---------- Raw records ----------

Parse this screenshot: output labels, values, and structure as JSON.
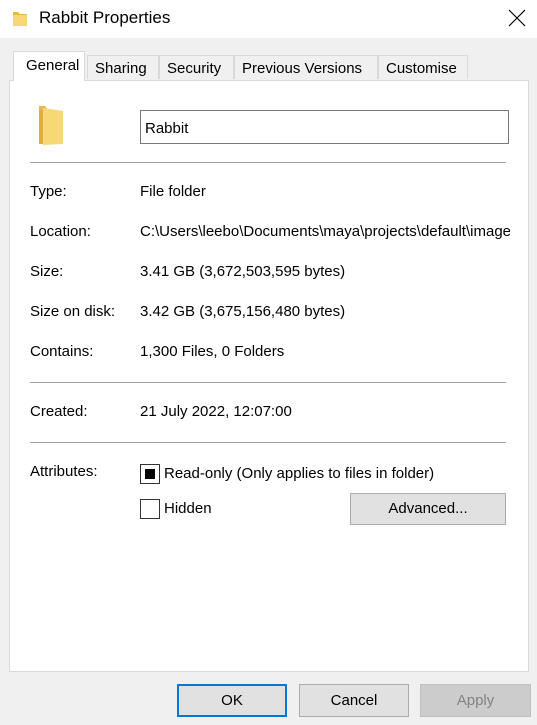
{
  "window": {
    "title": "Rabbit Properties",
    "icons": {
      "title": "folder-icon",
      "close": "close-icon"
    }
  },
  "tabs": [
    {
      "label": "General",
      "active": true
    },
    {
      "label": "Sharing",
      "active": false
    },
    {
      "label": "Security",
      "active": false
    },
    {
      "label": "Previous Versions",
      "active": false
    },
    {
      "label": "Customise",
      "active": false
    }
  ],
  "general": {
    "folder_icon": "folder-icon",
    "name_value": "Rabbit",
    "type_label": "Type:",
    "type_value": "File folder",
    "location_label": "Location:",
    "location_value": "C:\\Users\\leebo\\Documents\\maya\\projects\\default\\images",
    "size_label": "Size:",
    "size_value": "3.41 GB (3,672,503,595 bytes)",
    "size_on_disk_label": "Size on disk:",
    "size_on_disk_value": "3.42 GB (3,675,156,480 bytes)",
    "contains_label": "Contains:",
    "contains_value": "1,300 Files, 0 Folders",
    "created_label": "Created:",
    "created_value": "21 July 2022, 12:07:00",
    "attributes_label": "Attributes:",
    "readonly_label": "Read-only (Only applies to files in folder)",
    "readonly_state": "indeterminate",
    "hidden_label": "Hidden",
    "hidden_checked": false,
    "advanced_label": "Advanced..."
  },
  "footer": {
    "ok_label": "OK",
    "cancel_label": "Cancel",
    "apply_label": "Apply",
    "apply_enabled": false
  },
  "colors": {
    "folder_yellow": "#f8d775",
    "accent_blue": "#0078d7",
    "window_bg": "#f0f0f0"
  }
}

----------

● **Exercise**
Determine how many of the lines above hold the word "title", and output that number by itself.

● **Output for this exercise**
2